Aim of the task
Retype the entire listing below, keeping every character unchanged.

Given entries
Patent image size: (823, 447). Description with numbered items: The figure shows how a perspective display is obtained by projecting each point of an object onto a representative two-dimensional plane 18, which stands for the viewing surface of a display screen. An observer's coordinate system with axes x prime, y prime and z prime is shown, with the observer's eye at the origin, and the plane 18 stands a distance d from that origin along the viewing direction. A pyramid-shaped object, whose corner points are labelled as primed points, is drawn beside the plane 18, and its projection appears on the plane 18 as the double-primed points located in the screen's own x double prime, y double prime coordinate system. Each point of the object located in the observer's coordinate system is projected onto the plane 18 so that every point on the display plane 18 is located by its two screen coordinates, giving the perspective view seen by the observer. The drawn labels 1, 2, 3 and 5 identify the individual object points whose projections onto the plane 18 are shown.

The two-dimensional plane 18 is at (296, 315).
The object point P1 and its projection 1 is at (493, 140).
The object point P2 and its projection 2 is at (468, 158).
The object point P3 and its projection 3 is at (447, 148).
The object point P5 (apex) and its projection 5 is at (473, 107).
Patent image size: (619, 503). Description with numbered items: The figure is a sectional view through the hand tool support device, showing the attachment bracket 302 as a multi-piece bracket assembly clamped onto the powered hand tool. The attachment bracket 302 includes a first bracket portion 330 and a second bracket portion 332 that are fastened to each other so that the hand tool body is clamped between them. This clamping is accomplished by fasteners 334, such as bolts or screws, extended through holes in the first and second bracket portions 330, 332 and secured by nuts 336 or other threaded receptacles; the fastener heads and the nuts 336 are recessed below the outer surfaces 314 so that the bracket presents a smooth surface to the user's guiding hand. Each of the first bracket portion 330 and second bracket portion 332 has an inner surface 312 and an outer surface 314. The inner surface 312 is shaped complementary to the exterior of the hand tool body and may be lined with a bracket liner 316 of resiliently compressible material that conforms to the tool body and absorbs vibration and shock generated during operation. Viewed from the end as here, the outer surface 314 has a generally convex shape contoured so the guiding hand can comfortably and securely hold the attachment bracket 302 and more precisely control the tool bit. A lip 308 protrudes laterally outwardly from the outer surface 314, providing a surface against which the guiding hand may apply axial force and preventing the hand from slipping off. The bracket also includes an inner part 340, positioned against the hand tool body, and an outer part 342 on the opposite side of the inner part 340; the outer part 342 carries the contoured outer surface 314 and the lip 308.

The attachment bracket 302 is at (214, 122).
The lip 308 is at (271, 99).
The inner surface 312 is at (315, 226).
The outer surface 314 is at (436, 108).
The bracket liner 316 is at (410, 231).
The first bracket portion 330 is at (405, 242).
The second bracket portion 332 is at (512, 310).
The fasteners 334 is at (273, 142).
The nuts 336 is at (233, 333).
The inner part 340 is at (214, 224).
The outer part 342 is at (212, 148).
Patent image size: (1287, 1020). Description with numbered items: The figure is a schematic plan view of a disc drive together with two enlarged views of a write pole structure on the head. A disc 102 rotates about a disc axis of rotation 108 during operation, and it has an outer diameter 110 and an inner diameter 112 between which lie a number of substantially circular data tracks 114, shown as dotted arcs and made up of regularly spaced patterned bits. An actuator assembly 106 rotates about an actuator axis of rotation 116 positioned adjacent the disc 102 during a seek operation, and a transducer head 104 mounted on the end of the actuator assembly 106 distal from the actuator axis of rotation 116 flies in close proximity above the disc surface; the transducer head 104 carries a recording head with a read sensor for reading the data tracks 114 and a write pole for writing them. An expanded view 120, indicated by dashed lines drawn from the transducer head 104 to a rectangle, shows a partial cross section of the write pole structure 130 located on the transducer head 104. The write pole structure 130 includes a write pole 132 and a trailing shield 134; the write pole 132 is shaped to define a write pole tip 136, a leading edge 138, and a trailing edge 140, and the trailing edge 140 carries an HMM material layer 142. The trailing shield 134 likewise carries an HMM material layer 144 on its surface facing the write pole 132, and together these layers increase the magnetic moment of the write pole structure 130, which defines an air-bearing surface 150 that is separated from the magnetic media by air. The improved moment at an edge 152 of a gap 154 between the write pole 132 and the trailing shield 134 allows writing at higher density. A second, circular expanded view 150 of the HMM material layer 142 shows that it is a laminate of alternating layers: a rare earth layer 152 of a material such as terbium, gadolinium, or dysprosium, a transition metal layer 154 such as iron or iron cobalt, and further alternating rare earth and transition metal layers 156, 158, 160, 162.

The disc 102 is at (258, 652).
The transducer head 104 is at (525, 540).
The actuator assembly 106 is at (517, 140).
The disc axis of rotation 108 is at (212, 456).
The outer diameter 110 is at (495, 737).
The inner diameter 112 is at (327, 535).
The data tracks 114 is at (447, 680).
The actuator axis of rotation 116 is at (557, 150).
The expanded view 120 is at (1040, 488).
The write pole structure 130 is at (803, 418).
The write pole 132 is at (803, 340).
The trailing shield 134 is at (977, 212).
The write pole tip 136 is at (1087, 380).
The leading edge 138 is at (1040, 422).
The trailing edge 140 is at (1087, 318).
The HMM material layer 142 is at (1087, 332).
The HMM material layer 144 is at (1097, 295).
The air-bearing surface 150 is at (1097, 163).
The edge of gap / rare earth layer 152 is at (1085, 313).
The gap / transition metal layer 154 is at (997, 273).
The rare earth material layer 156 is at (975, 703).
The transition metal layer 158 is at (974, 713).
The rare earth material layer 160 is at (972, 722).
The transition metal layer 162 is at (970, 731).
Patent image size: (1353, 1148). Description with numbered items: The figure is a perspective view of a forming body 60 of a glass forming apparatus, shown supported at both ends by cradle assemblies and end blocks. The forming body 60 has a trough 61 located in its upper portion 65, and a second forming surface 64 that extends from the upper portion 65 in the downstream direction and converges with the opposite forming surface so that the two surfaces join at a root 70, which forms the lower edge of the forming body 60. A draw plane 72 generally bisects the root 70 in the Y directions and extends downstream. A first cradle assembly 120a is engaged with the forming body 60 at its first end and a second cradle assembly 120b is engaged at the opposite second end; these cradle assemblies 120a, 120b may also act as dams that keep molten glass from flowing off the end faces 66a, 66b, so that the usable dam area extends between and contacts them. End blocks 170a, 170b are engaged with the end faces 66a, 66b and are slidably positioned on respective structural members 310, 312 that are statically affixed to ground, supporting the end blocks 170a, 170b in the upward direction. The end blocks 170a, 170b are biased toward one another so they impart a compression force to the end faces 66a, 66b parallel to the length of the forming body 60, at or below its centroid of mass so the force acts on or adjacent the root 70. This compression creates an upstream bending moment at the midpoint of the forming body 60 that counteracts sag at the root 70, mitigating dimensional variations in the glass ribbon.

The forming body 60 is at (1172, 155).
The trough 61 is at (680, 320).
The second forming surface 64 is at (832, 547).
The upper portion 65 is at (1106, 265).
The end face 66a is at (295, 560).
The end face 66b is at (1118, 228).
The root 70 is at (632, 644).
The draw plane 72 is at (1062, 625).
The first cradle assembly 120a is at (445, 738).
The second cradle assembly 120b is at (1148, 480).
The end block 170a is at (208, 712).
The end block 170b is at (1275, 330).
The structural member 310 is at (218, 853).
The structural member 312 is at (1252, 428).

Output below
Patent image size: (823, 447). Description with numbered items: The figure shows how a perspective display is obtained by projecting each point of an object onto a representative two-dimensional plane 18, which stands for the viewing surface of a display screen. An observer's coordinate system with axes x prime, y prime and z prime is shown, with the observer's eye at the origin, and the plane 18 stands a distance d from that origin along the viewing direction. A pyramid-shaped object, whose corner points are labelled as primed points, is drawn beside the plane 18, and its projection appears on the plane 18 as the double-primed points located in the screen's own x double prime, y double prime coordinate system. Each point of the object located in the observer's coordinate system is projected onto the plane 18 so that every point on the display plane 18 is located by its two screen coordinates, giving the perspective view seen by the observer. The drawn labels 1, 2, 3 and 5 identify the individual object points whose projections onto the plane 18 are shown.

The two-dimensional plane 18 is at (296, 315).
The object point P1 and its projection 1 is at (493, 140).
The object point P2 and its projection 2 is at (468, 158).
The object point P3 and its projection 3 is at (447, 148).
The object point P5 (apex) and its projection 5 is at (473, 107).
Patent image size: (619, 503). Description with numbered items: The figure is a sectional view through the hand tool support device, showing the attachment bracket 302 as a multi-piece bracket assembly clamped onto the powered hand tool. The attachment bracket 302 includes a first bracket portion 330 and a second bracket portion 332 that are fastened to each other so that the hand tool body is clamped between them. This clamping is accomplished by fasteners 334, such as bolts or screws, extended through holes in the first and second bracket portions 330, 332 and secured by nuts 336 or other threaded receptacles; the fastener heads and the nuts 336 are recessed below the outer surfaces 314 so that the bracket presents a smooth surface to the user's guiding hand. Each of the first bracket portion 330 and second bracket portion 332 has an inner surface 312 and an outer surface 314. The inner surface 312 is shaped complementary to the exterior of the hand tool body and may be lined with a bracket liner 316 of resiliently compressible material that conforms to the tool body and absorbs vibration and shock generated during operation. Viewed from the end as here, the outer surface 314 has a generally convex shape contoured so the guiding hand can comfortably and securely hold the attachment bracket 302 and more precisely control the tool bit. A lip 308 protrudes laterally outwardly from the outer surface 314, providing a surface against which the guiding hand may apply axial force and preventing the hand from slipping off. The bracket also includes an inner part 340, positioned against the hand tool body, and an outer part 342 on the opposite side of the inner part 340; the outer part 342 carries the contoured outer surface 314 and the lip 308.

The attachment bracket 302 is at (214, 122).
The lip 308 is at (271, 99).
The inner surface 312 is at (315, 226).
The outer surface 314 is at (436, 108).
The bracket liner 316 is at (410, 231).
The first bracket portion 330 is at (405, 242).
The second bracket portion 332 is at (512, 310).
The fasteners 334 is at (273, 142).
The nuts 336 is at (233, 333).
The inner part 340 is at (214, 224).
The outer part 342 is at (212, 148).
Patent image size: (1287, 1020). Description with numbered items: The figure is a schematic plan view of a disc drive together with two enlarged views of a write pole structure on the head. A disc 102 rotates about a disc axis of rotation 108 during operation, and it has an outer diameter 110 and an inner diameter 112 between which lie a number of substantially circular data tracks 114, shown as dotted arcs and made up of regularly spaced patterned bits. An actuator assembly 106 rotates about an actuator axis of rotation 116 positioned adjacent the disc 102 during a seek operation, and a transducer head 104 mounted on the end of the actuator assembly 106 distal from the actuator axis of rotation 116 flies in close proximity above the disc surface; the transducer head 104 carries a recording head with a read sensor for reading the data tracks 114 and a write pole for writing them. An expanded view 120, indicated by dashed lines drawn from the transducer head 104 to a rectangle, shows a partial cross section of the write pole structure 130 located on the transducer head 104. The write pole structure 130 includes a write pole 132 and a trailing shield 134; the write pole 132 is shaped to define a write pole tip 136, a leading edge 138, and a trailing edge 140, and the trailing edge 140 carries an HMM material layer 142. The trailing shield 134 likewise carries an HMM material layer 144 on its surface facing the write pole 132, and together these layers increase the magnetic moment of the write pole structure 130, which defines an air-bearing surface 150 that is separated from the magnetic media by air. The improved moment at an edge 152 of a gap 154 between the write pole 132 and the trailing shield 134 allows writing at higher density. A second, circular expanded view 150 of the HMM material layer 142 shows that it is a laminate of alternating layers: a rare earth layer 152 of a material such as terbium, gadolinium, or dysprosium, a transition metal layer 154 such as iron or iron cobalt, and further alternating rare earth and transition metal layers 156, 158, 160, 162.

The disc 102 is at (258, 652).
The transducer head 104 is at (525, 540).
The actuator assembly 106 is at (517, 140).
The disc axis of rotation 108 is at (212, 456).
The outer diameter 110 is at (495, 737).
The inner diameter 112 is at (327, 535).
The data tracks 114 is at (447, 680).
The actuator axis of rotation 116 is at (557, 150).
The expanded view 120 is at (1040, 488).
The write pole structure 130 is at (803, 418).
The write pole 132 is at (803, 340).
The trailing shield 134 is at (977, 212).
The write pole tip 136 is at (1087, 380).
The leading edge 138 is at (1040, 422).
The trailing edge 140 is at (1087, 318).
The HMM material layer 142 is at (1087, 332).
The HMM material layer 144 is at (1097, 295).
The air-bearing surface 150 is at (1097, 163).
The edge of gap / rare earth layer 152 is at (1085, 313).
The gap / transition metal layer 154 is at (997, 273).
The rare earth material layer 156 is at (975, 703).
The transition metal layer 158 is at (974, 713).
The rare earth material layer 160 is at (972, 722).
The transition metal layer 162 is at (970, 731).
Patent image size: (1353, 1148). Description with numbered items: The figure is a perspective view of a forming body 60 of a glass forming apparatus, shown supported at both ends by cradle assemblies and end blocks. The forming body 60 has a trough 61 located in its upper portion 65, and a second forming surface 64 that extends from the upper portion 65 in the downstream direction and converges with the opposite forming surface so that the two surfaces join at a root 70, which forms the lower edge of the forming body 60. A draw plane 72 generally bisects the root 70 in the Y directions and extends downstream. A first cradle assembly 120a is engaged with the forming body 60 at its first end and a second cradle assembly 120b is engaged at the opposite second end; these cradle assemblies 120a, 120b may also act as dams that keep molten glass from flowing off the end faces 66a, 66b, so that the usable dam area extends between and contacts them. End blocks 170a, 170b are engaged with the end faces 66a, 66b and are slidably positioned on respective structural members 310, 312 that are statically affixed to ground, supporting the end blocks 170a, 170b in the upward direction. The end blocks 170a, 170b are biased toward one another so they impart a compression force to the end faces 66a, 66b parallel to the length of the forming body 60, at or below its centroid of mass so the force acts on or adjacent the root 70. This compression creates an upstream bending moment at the midpoint of the forming body 60 that counteracts sag at the root 70, mitigating dimensional variations in the glass ribbon.

The forming body 60 is at (1172, 155).
The trough 61 is at (680, 320).
The second forming surface 64 is at (832, 547).
The upper portion 65 is at (1106, 265).
The end face 66a is at (295, 560).
The end face 66b is at (1118, 228).
The root 70 is at (632, 644).
The draw plane 72 is at (1062, 625).
The first cradle assembly 120a is at (445, 738).
The second cradle assembly 120b is at (1148, 480).
The end block 170a is at (208, 712).
The end block 170b is at (1275, 330).
The structural member 310 is at (218, 853).
The structural member 312 is at (1252, 428).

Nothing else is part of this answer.